> [Selected text]:
Think of it as a kind of compression technique that would only be enabled
when both ends of the pipe can handle it.
As for the ampersands, this is a real problem. We found with our experience
with CDF that customers just can't handle putting & inside their URL's.
We want to comply with XML standards, but we also want XML to be successful
in the marketplace. One area that we didn't compromise is with case
sensitivity. The new parser is fully case sensitive - but with a switch
that sets it back to case insensitive for those people that are reading XML
that was generated before case sensitivity was decided. You have to make
some tough compromizes sometimes.
> -----Original Message-----
> From: Simon St.Laurent [SMTP:SimonStL@classic.msn.com]
> Sent: Saturday, November 01, 1997 5:43 PM
> To: Xml-Dev (E-mail)

> [Extracted records]:
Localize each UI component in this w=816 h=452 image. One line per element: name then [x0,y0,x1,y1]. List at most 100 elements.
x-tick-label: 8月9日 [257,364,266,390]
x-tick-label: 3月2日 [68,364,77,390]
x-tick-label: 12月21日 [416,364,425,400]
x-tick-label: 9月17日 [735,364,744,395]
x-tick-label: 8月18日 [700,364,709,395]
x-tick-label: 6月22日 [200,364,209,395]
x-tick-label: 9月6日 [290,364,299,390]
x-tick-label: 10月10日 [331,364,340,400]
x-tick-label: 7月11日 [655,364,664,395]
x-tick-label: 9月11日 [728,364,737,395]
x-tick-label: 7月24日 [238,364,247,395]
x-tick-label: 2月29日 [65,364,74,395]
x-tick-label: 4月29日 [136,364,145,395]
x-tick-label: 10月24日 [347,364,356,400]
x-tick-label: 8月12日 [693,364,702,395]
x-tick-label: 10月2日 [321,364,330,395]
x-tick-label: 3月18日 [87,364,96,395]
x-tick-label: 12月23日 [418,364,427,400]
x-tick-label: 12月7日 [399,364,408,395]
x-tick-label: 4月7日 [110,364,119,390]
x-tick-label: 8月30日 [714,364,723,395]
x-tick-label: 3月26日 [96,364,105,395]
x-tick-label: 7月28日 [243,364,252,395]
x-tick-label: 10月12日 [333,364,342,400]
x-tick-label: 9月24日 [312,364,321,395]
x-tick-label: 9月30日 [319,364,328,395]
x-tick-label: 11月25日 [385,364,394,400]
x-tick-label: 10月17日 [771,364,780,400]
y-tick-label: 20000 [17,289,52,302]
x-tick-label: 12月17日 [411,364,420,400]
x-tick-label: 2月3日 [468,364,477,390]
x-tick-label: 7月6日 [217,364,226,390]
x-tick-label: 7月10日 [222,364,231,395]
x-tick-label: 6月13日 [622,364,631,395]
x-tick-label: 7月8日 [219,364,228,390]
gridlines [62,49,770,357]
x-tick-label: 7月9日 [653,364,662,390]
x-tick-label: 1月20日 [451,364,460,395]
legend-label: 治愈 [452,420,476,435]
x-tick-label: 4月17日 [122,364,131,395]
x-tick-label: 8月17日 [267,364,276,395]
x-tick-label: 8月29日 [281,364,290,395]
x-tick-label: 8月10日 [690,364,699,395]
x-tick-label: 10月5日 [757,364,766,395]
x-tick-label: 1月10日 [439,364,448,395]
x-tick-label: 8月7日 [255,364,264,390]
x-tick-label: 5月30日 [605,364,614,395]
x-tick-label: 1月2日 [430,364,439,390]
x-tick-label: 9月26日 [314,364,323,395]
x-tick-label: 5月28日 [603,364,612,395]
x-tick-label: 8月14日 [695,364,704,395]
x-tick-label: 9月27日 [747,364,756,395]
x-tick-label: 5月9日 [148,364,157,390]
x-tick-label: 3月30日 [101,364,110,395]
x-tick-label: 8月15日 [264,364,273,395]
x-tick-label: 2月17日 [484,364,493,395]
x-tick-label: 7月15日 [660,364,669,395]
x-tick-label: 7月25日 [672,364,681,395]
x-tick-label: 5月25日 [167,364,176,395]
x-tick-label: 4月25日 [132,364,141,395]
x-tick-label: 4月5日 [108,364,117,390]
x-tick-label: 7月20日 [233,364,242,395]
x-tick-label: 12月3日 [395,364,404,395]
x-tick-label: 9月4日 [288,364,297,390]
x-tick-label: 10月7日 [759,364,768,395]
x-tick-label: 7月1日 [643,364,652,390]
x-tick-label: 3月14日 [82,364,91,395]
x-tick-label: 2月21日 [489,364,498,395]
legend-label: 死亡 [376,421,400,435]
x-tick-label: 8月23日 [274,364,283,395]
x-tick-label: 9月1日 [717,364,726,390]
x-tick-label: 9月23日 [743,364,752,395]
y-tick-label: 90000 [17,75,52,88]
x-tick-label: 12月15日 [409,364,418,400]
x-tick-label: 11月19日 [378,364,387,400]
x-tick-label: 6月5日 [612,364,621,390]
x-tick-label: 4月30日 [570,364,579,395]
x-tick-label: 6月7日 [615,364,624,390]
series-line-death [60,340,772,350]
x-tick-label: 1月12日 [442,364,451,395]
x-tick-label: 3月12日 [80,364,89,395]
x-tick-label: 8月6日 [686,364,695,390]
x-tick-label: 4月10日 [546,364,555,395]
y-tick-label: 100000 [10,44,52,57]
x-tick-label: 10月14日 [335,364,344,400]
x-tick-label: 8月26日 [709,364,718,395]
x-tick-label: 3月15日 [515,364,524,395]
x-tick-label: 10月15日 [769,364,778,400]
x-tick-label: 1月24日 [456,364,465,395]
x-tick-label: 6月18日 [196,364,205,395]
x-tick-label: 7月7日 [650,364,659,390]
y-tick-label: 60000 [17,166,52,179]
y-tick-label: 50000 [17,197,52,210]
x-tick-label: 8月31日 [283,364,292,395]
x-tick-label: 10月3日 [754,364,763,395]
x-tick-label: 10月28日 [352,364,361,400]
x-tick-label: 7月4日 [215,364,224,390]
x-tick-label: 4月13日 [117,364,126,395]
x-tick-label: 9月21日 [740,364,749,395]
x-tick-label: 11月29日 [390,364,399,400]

> [Task description]: Continue the message about the XML parser's compromises on ampersands and case sensitivity, starting after its last line.

> [The result]:
> Subject: </> as end tag
>
> While looking over the release notes for the 31 October 97 version of the
> Java
> MSXML parser, I noticed that they've added a 'feature' that allows for
> 'Short
> end tags,' using </>. This won't be too difficult to implement, perhaps,
> but
> it seems like an odd break with XML's (so far) rather strict rules for
> start
> and end tags, particularly 3.1 of the 7 August 97 Working Draft:
>
> >The end of every element may (for elements which are not empty, must) be
> marked by an end-tag containing >a name that echoes the element's type as
> given in the start-tag...
> >Well-Formedness Constraint - GI Match:
> >The Name in an element's end-tag must match that in the start-tag.
>
> Is this something new going on with the spec, or is it just Microsoft? It
>
> looks like they fixed a lot of the bugs, but this may introduce some new
> problems. (They also allow ampersands in PCDATA, as long as they're 'not
> followed by a valid name character.) It seems a little early for XML to
> begin
> fragmenting.
>
> Source: http://www.microsoft.com/standards/xml/xmlchgs.htm.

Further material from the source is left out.